Extracted material:
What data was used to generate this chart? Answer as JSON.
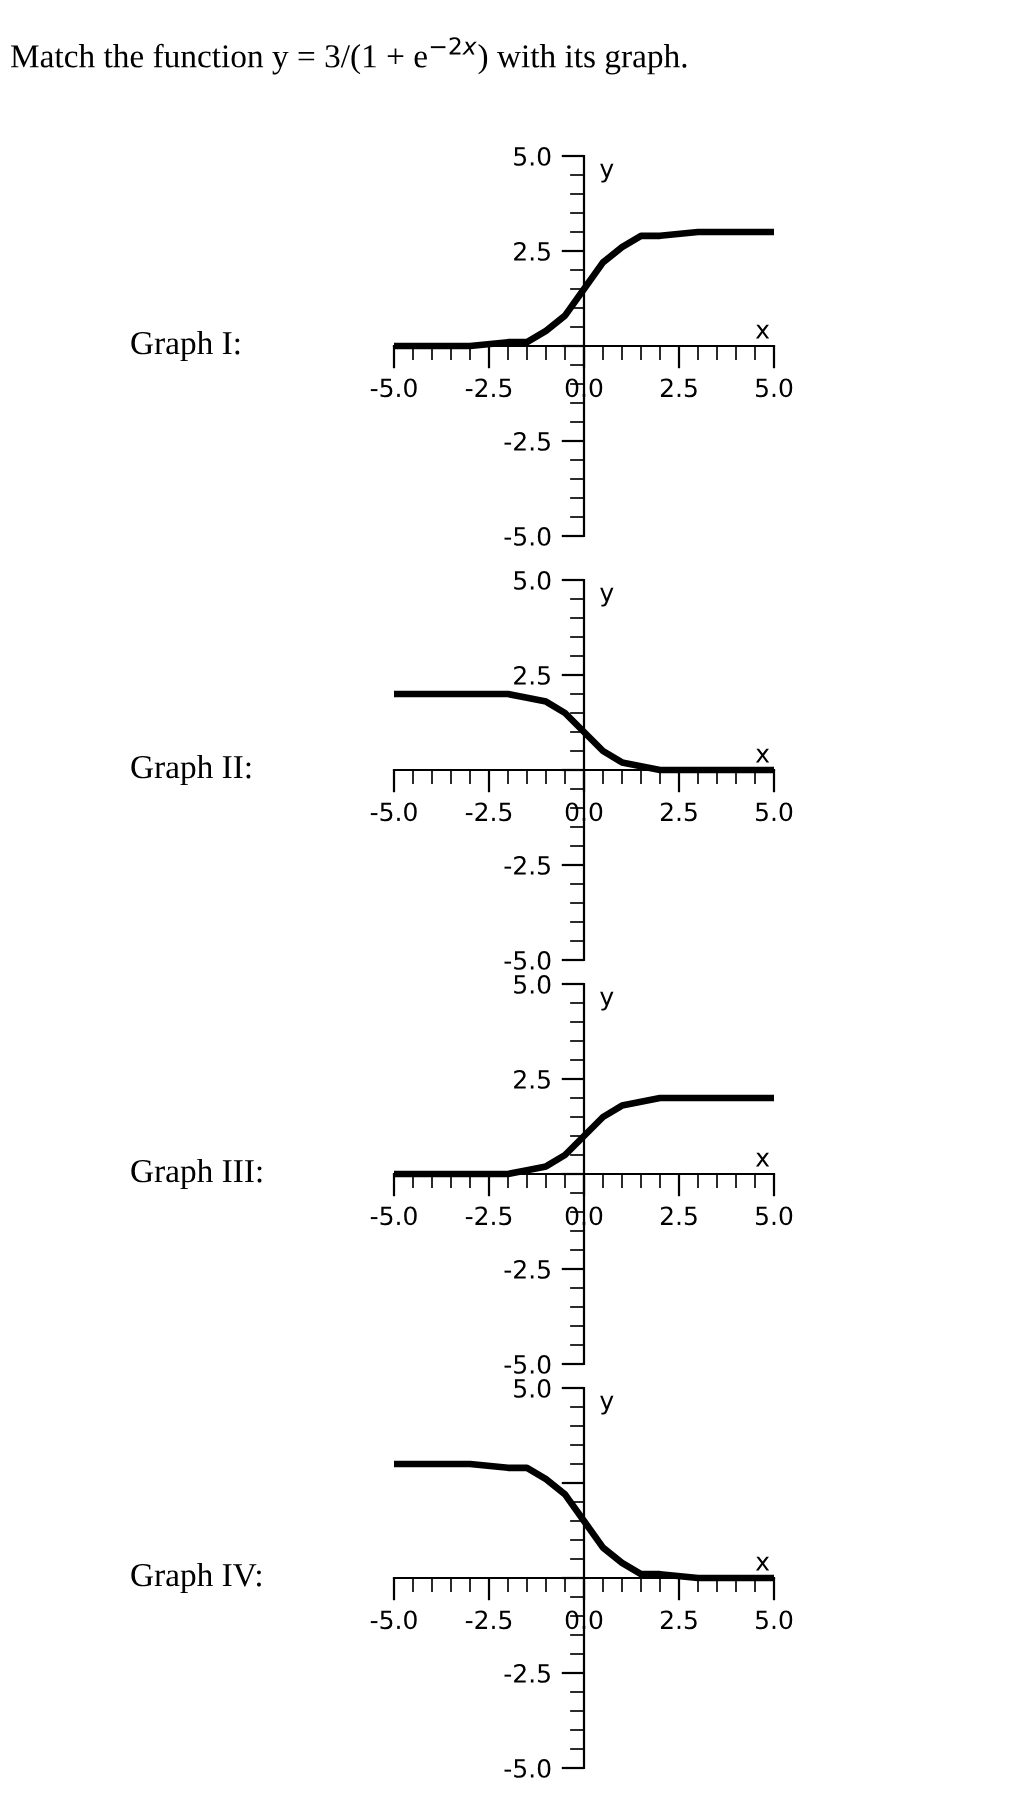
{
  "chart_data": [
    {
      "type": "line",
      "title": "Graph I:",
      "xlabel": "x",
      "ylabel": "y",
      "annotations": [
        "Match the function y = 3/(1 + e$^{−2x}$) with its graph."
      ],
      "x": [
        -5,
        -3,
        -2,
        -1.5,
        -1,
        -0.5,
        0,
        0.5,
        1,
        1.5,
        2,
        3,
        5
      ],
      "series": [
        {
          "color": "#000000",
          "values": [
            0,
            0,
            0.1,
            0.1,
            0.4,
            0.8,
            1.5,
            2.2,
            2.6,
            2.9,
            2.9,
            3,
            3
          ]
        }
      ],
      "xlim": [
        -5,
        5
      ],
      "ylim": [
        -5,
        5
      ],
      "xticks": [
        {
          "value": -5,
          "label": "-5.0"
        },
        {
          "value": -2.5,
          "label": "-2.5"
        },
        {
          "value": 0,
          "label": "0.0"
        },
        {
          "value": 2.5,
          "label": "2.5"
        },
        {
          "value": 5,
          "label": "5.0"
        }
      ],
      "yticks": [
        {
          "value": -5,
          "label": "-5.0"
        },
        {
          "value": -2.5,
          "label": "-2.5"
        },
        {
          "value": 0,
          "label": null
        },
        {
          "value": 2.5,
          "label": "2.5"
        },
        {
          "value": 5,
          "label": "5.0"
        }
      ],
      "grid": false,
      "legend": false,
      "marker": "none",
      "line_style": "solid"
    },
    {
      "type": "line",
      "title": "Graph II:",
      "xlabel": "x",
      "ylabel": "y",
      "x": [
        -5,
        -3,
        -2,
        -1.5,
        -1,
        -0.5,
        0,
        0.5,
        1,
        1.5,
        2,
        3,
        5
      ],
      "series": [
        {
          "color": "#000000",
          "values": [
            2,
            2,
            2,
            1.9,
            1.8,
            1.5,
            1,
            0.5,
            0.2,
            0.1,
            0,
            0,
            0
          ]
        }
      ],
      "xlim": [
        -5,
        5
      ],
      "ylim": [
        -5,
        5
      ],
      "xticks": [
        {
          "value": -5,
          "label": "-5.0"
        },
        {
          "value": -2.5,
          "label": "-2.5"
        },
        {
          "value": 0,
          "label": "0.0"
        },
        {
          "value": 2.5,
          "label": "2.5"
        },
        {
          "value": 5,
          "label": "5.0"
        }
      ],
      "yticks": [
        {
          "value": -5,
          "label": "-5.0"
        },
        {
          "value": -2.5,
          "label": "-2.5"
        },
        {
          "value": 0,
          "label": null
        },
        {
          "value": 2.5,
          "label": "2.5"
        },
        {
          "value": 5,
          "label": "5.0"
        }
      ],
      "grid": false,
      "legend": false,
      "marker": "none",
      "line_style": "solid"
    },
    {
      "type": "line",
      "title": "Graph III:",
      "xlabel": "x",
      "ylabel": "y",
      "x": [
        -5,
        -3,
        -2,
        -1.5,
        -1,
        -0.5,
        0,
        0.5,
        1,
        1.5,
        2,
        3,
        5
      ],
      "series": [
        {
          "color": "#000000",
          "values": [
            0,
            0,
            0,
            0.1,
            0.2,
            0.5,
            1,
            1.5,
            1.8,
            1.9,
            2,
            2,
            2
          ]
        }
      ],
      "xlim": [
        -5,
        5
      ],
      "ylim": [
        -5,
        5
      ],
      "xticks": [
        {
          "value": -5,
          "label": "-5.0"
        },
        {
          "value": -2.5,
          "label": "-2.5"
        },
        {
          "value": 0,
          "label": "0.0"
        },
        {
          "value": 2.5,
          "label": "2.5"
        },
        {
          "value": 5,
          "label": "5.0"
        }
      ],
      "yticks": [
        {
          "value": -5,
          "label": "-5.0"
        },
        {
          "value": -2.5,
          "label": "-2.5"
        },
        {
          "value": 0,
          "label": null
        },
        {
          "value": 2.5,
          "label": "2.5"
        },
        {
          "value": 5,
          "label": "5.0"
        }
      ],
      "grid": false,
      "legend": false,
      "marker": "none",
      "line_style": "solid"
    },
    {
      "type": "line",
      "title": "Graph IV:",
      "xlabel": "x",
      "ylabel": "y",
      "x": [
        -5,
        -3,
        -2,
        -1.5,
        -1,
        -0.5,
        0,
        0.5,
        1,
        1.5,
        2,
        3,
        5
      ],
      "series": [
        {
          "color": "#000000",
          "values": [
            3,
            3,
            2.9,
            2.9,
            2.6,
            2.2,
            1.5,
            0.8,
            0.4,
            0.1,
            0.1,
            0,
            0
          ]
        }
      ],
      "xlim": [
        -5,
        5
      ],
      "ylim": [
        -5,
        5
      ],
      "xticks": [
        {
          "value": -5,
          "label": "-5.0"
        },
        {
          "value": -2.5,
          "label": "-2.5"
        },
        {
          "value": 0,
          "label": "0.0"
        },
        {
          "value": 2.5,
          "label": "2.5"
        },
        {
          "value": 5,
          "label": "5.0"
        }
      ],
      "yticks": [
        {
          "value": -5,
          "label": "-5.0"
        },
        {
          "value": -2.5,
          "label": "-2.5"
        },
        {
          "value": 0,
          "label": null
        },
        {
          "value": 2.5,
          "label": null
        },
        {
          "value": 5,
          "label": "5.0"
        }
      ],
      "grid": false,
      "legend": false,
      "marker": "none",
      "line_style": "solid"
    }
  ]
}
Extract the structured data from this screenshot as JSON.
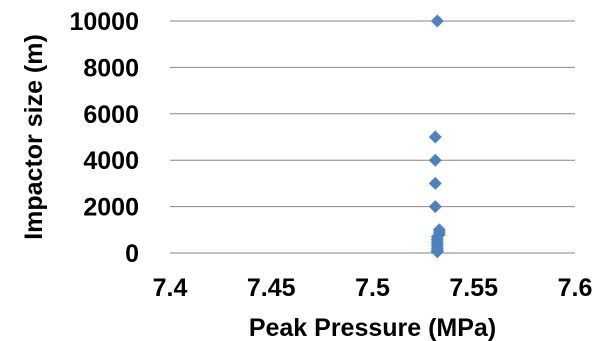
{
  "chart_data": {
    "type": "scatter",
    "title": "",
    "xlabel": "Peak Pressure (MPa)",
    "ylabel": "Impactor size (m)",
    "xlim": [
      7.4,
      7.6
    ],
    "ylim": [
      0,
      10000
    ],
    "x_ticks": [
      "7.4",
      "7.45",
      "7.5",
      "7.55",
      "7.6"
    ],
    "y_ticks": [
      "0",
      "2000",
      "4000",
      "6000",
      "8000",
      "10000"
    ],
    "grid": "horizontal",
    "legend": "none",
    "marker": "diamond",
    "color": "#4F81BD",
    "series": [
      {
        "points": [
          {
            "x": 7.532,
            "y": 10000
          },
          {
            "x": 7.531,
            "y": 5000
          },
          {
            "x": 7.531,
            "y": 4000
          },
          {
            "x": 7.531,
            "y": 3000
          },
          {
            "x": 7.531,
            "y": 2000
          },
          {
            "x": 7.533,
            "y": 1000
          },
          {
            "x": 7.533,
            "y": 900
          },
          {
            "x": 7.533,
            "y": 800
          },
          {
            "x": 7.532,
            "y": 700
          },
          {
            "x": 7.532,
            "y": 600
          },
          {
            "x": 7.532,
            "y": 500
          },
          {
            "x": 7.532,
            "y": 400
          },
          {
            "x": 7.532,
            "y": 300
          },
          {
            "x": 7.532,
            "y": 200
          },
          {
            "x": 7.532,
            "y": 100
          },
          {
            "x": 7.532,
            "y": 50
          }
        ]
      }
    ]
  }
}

Goal:
Find every line in the records above that holds the word "this", and copy each one.

Worked answer:
What data was used to generate this chart? Answer as JSON.
Extract the structured data from this screenshot as JSON.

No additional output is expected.